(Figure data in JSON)

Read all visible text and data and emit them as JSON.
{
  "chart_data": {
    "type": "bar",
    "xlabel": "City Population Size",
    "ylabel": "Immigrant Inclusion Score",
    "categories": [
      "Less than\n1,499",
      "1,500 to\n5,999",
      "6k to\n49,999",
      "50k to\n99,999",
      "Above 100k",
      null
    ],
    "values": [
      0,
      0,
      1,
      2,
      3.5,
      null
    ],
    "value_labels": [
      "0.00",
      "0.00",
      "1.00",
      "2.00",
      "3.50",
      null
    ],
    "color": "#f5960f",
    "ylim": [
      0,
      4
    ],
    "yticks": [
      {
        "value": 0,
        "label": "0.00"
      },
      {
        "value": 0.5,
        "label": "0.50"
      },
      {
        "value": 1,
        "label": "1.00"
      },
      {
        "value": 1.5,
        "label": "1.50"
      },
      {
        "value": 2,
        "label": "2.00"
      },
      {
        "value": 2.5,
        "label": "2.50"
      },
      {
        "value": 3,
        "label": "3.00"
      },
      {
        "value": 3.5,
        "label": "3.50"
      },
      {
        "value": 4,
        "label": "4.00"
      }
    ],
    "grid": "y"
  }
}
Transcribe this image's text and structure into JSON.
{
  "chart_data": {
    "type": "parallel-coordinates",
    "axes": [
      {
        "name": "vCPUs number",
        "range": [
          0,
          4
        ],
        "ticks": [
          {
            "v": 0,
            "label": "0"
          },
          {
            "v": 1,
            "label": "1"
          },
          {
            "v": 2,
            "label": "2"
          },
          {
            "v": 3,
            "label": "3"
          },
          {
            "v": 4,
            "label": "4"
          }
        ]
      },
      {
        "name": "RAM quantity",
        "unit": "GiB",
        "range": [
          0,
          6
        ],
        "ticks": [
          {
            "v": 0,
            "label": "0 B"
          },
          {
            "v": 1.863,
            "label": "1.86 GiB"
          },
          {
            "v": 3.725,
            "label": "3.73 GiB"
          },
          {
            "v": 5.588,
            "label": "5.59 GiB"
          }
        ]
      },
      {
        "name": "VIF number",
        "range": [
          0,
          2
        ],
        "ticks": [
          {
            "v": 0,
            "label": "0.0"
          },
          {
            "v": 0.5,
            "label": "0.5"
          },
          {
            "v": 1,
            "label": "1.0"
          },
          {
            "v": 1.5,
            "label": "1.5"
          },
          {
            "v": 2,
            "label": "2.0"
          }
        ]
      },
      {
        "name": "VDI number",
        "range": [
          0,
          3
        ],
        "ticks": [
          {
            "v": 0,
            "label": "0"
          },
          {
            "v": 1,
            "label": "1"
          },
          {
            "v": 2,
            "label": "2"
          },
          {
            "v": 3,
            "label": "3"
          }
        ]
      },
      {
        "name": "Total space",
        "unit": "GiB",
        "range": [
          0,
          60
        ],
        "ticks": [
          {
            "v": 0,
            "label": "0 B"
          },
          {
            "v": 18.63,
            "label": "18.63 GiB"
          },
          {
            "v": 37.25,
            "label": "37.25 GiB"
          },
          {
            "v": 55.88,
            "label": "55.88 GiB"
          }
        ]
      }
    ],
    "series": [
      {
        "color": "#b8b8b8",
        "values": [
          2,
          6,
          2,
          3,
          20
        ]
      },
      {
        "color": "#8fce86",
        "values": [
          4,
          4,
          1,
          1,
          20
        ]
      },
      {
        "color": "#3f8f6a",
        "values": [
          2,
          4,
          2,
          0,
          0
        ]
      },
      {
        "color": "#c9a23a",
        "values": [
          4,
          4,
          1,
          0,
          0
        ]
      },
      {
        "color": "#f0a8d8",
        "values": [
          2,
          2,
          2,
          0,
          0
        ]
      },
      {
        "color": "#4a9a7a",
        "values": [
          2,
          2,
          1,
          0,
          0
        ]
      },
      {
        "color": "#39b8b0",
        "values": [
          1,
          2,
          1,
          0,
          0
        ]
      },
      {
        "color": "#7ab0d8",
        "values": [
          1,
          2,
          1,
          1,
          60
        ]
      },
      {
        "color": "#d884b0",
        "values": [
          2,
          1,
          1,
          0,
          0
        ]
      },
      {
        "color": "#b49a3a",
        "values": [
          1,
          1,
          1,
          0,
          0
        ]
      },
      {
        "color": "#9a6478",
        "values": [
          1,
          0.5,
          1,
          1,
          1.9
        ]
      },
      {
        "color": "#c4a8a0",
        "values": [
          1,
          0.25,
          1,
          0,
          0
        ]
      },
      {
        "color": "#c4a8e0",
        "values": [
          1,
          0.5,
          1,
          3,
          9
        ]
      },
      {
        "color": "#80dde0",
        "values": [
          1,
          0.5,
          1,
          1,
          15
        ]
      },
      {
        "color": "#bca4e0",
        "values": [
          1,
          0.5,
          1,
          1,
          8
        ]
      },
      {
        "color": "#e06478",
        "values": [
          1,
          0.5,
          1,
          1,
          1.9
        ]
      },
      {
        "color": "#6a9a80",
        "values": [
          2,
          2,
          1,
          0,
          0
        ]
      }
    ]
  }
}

**Task instructions:**
Transcribe each record exactly. Leave nothing out.

**Output of the task:**
Read all visible text and data and emit them as JSON.
{
  "chart_data": {
    "type": "bar",
    "xlabel": "City Population Size",
    "ylabel": "Immigrant Inclusion Score",
    "categories": [
      "Less than\n1,499",
      "1,500 to\n5,999",
      "6k to\n49,999",
      "50k to\n99,999",
      "Above 100k",
      null
    ],
    "values": [
      0,
      0,
      1,
      2,
      3.5,
      null
    ],
    "value_labels": [
      "0.00",
      "0.00",
      "1.00",
      "2.00",
      "3.50",
      null
    ],
    "color": "#f5960f",
    "ylim": [
      0,
      4
    ],
    "yticks": [
      {
        "value": 0,
        "label": "0.00"
      },
      {
        "value": 0.5,
        "label": "0.50"
      },
      {
        "value": 1,
        "label": "1.00"
      },
      {
        "value": 1.5,
        "label": "1.50"
      },
      {
        "value": 2,
        "label": "2.00"
      },
      {
        "value": 2.5,
        "label": "2.50"
      },
      {
        "value": 3,
        "label": "3.00"
      },
      {
        "value": 3.5,
        "label": "3.50"
      },
      {
        "value": 4,
        "label": "4.00"
      }
    ],
    "grid": "y"
  }
}
Transcribe this image's text and structure into JSON.
{
  "chart_data": {
    "type": "parallel-coordinates",
    "axes": [
      {
        "name": "vCPUs number",
        "range": [
          0,
          4
        ],
        "ticks": [
          {
            "v": 0,
            "label": "0"
          },
          {
            "v": 1,
            "label": "1"
          },
          {
            "v": 2,
            "label": "2"
          },
          {
            "v": 3,
            "label": "3"
          },
          {
            "v": 4,
            "label": "4"
          }
        ]
      },
      {
        "name": "RAM quantity",
        "unit": "GiB",
        "range": [
          0,
          6
        ],
        "ticks": [
          {
            "v": 0,
            "label": "0 B"
          },
          {
            "v": 1.863,
            "label": "1.86 GiB"
          },
          {
            "v": 3.725,
            "label": "3.73 GiB"
          },
          {
            "v": 5.588,
            "label": "5.59 GiB"
          }
        ]
      },
      {
        "name": "VIF number",
        "range": [
          0,
          2
        ],
        "ticks": [
          {
            "v": 0,
            "label": "0.0"
          },
          {
            "v": 0.5,
            "label": "0.5"
          },
          {
            "v": 1,
            "label": "1.0"
          },
          {
            "v": 1.5,
            "label": "1.5"
          },
          {
            "v": 2,
            "label": "2.0"
          }
        ]
      },
      {
        "name": "VDI number",
        "range": [
          0,
          3
        ],
        "ticks": [
          {
            "v": 0,
            "label": "0"
          },
          {
            "v": 1,
            "label": "1"
          },
          {
            "v": 2,
            "label": "2"
          },
          {
            "v": 3,
            "label": "3"
          }
        ]
      },
      {
        "name": "Total space",
        "unit": "GiB",
        "range": [
          0,
          60
        ],
        "ticks": [
          {
            "v": 0,
            "label": "0 B"
          },
          {
            "v": 18.63,
            "label": "18.63 GiB"
          },
          {
            "v": 37.25,
            "label": "37.25 GiB"
          },
          {
            "v": 55.88,
            "label": "55.88 GiB"
          }
        ]
      }
    ],
    "series": [
      {
        "color": "#b8b8b8",
        "values": [
          2,
          6,
          2,
          3,
          20
        ]
      },
      {
        "color": "#8fce86",
        "values": [
          4,
          4,
          1,
          1,
          20
        ]
      },
      {
        "color": "#3f8f6a",
        "values": [
          2,
          4,
          2,
          0,
          0
        ]
      },
      {
        "color": "#c9a23a",
        "values": [
          4,
          4,
          1,
          0,
          0
        ]
      },
      {
        "color": "#f0a8d8",
        "values": [
          2,
          2,
          2,
          0,
          0
        ]
      },
      {
        "color": "#4a9a7a",
        "values": [
          2,
          2,
          1,
          0,
          0
        ]
      },
      {
        "color": "#39b8b0",
        "values": [
          1,
          2,
          1,
          0,
          0
        ]
      },
      {
        "color": "#7ab0d8",
        "values": [
          1,
          2,
          1,
          1,
          60
        ]
      },
      {
        "color": "#d884b0",
        "values": [
          2,
          1,
          1,
          0,
          0
        ]
      },
      {
        "color": "#b49a3a",
        "values": [
          1,
          1,
          1,
          0,
          0
        ]
      },
      {
        "color": "#9a6478",
        "values": [
          1,
          0.5,
          1,
          1,
          1.9
        ]
      },
      {
        "color": "#c4a8a0",
        "values": [
          1,
          0.25,
          1,
          0,
          0
        ]
      },
      {
        "color": "#c4a8e0",
        "values": [
          1,
          0.5,
          1,
          3,
          9
        ]
      },
      {
        "color": "#80dde0",
        "values": [
          1,
          0.5,
          1,
          1,
          15
        ]
      },
      {
        "color": "#bca4e0",
        "values": [
          1,
          0.5,
          1,
          1,
          8
        ]
      },
      {
        "color": "#e06478",
        "values": [
          1,
          0.5,
          1,
          1,
          1.9
        ]
      },
      {
        "color": "#6a9a80",
        "values": [
          2,
          2,
          1,
          0,
          0
        ]
      }
    ]
  }
}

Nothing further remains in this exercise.